> _Work to complete_
Return only the number of lines that hold "name".
——————————
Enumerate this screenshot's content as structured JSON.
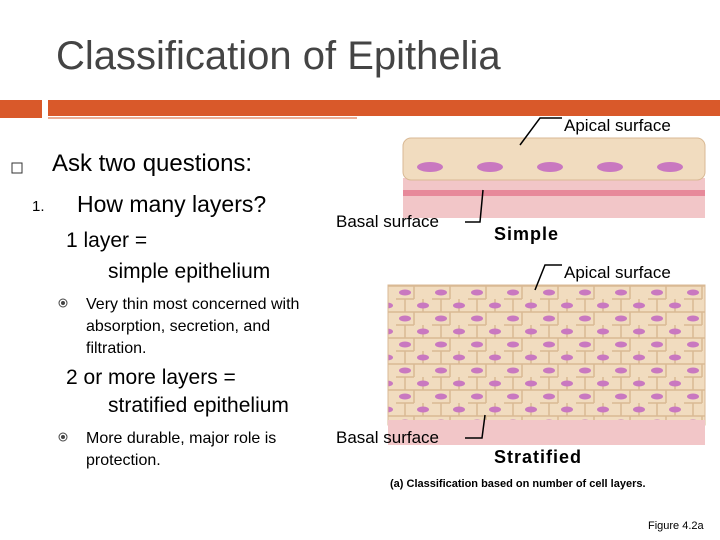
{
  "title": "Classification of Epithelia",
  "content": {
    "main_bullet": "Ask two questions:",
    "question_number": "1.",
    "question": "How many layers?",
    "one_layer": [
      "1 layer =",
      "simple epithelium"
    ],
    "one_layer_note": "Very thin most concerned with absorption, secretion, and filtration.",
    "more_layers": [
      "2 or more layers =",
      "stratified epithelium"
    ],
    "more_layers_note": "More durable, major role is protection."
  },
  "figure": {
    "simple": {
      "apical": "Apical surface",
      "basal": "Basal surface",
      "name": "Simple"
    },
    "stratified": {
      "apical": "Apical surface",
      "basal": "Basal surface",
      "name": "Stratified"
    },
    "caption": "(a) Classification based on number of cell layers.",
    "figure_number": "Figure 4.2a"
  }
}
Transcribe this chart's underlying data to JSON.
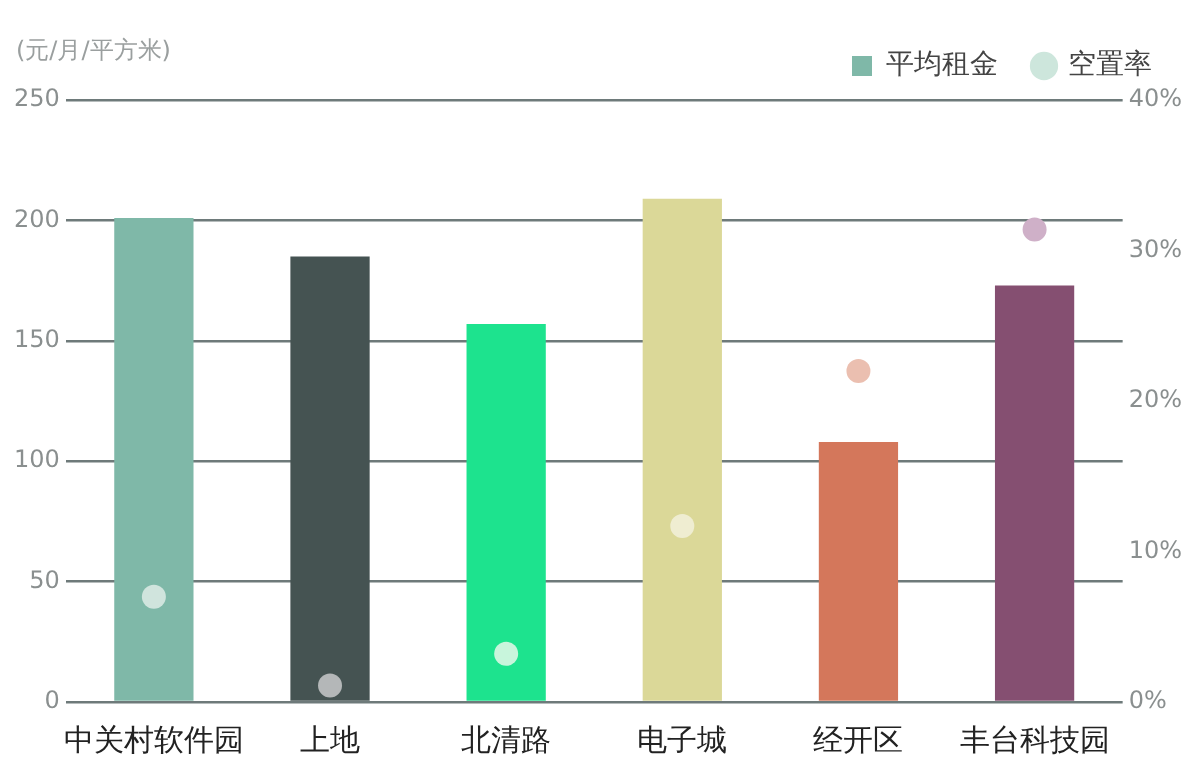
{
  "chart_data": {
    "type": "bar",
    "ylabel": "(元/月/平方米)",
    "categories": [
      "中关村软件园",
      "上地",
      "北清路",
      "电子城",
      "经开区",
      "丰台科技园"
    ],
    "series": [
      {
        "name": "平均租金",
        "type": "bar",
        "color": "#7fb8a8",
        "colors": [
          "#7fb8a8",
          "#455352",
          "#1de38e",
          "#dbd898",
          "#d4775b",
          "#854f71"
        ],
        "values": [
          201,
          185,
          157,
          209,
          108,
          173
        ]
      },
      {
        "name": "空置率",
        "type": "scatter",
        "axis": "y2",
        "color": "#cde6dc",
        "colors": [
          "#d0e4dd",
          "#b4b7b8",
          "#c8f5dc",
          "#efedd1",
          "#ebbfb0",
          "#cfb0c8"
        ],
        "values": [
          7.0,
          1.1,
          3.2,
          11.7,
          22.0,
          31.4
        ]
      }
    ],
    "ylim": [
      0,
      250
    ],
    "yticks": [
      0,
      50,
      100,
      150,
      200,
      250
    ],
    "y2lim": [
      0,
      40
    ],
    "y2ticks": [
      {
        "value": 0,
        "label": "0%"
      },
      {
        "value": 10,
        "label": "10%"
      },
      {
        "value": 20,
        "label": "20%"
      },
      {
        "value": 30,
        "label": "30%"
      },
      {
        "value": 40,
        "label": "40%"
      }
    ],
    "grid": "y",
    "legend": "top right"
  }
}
——————————
> _Written solution_
4